Would you pull out every line of the material that contains the string "Magnificent"?

=-=-=

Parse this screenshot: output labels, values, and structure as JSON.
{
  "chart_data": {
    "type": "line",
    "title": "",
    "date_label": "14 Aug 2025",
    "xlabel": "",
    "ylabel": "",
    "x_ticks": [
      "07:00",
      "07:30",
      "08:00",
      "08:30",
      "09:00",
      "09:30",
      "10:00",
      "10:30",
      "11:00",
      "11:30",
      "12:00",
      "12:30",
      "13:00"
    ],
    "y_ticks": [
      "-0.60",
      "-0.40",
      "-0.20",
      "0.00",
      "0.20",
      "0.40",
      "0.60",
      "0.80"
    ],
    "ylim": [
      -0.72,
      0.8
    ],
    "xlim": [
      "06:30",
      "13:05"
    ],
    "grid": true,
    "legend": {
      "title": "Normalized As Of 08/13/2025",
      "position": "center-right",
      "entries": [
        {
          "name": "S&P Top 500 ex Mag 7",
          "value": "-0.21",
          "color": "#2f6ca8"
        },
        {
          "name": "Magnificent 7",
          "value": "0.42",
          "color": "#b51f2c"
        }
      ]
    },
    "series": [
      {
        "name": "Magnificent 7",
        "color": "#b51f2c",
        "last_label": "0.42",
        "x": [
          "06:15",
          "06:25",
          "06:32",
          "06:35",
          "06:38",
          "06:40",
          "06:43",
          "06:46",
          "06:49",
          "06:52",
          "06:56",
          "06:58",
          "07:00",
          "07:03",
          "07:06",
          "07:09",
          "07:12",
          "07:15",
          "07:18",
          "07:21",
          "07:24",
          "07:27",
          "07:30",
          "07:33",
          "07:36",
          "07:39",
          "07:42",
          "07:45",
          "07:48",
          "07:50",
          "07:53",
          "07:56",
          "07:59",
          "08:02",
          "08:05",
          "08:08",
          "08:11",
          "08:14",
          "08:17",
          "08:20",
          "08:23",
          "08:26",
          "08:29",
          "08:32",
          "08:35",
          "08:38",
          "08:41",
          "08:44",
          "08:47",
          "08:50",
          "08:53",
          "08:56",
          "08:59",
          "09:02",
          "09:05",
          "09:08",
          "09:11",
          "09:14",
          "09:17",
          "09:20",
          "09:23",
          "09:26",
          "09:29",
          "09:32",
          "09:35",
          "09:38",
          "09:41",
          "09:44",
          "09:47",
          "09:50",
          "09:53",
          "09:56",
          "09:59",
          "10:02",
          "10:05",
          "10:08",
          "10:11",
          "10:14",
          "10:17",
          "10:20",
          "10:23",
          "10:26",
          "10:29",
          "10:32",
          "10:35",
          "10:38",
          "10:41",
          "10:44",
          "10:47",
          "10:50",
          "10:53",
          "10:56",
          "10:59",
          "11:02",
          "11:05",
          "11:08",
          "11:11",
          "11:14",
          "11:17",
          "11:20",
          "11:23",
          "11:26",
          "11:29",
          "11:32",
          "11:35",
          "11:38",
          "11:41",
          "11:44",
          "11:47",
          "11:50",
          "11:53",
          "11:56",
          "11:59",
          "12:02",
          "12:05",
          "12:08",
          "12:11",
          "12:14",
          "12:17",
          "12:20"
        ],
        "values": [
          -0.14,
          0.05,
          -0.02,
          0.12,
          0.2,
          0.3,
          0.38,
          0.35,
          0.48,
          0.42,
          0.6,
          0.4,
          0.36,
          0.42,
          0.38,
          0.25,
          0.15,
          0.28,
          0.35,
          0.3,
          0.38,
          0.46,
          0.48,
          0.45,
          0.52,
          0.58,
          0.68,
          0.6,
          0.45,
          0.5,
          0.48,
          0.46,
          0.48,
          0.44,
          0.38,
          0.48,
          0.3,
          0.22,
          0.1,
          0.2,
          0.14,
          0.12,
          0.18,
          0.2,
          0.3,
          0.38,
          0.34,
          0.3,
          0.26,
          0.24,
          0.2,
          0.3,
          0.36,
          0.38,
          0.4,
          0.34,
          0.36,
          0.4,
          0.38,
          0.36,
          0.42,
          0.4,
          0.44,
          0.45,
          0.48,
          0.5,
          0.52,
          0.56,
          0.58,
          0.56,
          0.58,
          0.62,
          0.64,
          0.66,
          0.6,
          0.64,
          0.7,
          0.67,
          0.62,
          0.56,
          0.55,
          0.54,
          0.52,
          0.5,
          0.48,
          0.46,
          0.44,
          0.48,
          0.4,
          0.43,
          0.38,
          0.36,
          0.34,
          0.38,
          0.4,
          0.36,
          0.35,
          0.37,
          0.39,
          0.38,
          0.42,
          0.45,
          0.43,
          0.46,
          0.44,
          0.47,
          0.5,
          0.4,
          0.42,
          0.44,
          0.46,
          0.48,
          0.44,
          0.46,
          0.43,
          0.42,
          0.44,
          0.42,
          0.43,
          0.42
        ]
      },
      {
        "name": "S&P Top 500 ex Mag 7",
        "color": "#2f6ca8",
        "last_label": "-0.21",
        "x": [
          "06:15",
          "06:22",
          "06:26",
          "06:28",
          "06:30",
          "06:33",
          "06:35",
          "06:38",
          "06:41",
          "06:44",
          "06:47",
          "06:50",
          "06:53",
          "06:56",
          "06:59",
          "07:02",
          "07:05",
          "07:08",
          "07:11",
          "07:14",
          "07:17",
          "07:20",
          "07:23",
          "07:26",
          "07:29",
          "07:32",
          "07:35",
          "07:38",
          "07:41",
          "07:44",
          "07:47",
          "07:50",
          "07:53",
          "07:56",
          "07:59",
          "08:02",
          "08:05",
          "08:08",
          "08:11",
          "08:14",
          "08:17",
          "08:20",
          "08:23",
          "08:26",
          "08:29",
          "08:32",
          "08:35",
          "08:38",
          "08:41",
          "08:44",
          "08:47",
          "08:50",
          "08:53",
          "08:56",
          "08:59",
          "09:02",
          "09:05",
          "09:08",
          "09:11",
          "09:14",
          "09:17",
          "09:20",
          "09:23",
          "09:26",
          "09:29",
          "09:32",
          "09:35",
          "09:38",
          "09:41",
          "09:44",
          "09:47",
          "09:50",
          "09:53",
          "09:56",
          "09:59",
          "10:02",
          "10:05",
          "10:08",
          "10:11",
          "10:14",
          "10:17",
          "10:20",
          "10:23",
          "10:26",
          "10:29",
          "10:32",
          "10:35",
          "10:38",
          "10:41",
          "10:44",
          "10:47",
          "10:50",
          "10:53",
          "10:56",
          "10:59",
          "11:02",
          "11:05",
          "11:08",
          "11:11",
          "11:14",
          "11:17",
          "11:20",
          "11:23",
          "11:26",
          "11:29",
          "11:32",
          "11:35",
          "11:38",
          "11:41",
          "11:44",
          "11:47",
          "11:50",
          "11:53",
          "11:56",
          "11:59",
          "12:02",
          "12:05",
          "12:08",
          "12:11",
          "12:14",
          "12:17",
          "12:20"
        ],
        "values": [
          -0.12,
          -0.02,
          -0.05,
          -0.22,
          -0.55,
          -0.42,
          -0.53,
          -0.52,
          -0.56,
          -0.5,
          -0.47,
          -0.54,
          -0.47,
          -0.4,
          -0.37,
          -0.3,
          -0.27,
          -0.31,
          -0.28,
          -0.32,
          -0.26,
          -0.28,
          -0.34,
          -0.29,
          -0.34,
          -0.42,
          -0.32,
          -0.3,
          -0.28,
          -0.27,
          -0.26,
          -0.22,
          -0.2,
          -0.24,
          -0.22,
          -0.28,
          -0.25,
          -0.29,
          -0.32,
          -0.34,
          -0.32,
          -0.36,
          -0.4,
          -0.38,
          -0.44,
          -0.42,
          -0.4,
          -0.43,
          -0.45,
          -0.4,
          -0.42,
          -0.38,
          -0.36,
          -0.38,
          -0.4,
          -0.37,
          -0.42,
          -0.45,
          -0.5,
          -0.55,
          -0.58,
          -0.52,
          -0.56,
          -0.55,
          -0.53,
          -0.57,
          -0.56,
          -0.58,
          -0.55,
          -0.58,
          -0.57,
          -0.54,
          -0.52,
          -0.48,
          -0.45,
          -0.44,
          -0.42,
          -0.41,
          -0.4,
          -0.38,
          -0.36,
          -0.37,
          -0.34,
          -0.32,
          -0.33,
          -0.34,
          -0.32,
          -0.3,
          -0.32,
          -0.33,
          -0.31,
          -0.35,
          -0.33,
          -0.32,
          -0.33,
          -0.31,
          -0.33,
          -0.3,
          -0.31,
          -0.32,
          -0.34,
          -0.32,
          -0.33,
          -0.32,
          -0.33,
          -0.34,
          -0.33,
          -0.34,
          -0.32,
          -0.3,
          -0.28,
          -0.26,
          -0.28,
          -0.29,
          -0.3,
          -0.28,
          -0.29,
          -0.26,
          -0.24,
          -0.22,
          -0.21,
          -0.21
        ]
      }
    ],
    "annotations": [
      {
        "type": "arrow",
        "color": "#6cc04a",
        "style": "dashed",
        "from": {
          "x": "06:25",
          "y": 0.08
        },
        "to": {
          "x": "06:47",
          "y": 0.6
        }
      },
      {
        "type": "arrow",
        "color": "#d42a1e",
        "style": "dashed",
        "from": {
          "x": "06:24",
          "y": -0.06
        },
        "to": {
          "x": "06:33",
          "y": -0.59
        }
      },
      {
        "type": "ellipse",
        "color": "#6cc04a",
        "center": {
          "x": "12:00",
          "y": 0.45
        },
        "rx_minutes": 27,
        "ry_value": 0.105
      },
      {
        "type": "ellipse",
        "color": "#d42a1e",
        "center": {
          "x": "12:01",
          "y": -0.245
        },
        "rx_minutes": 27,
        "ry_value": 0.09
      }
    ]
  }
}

=-=-=

_Response to this task_:
          "name": "Magnificent 7",
        "name": "Magnificent 7",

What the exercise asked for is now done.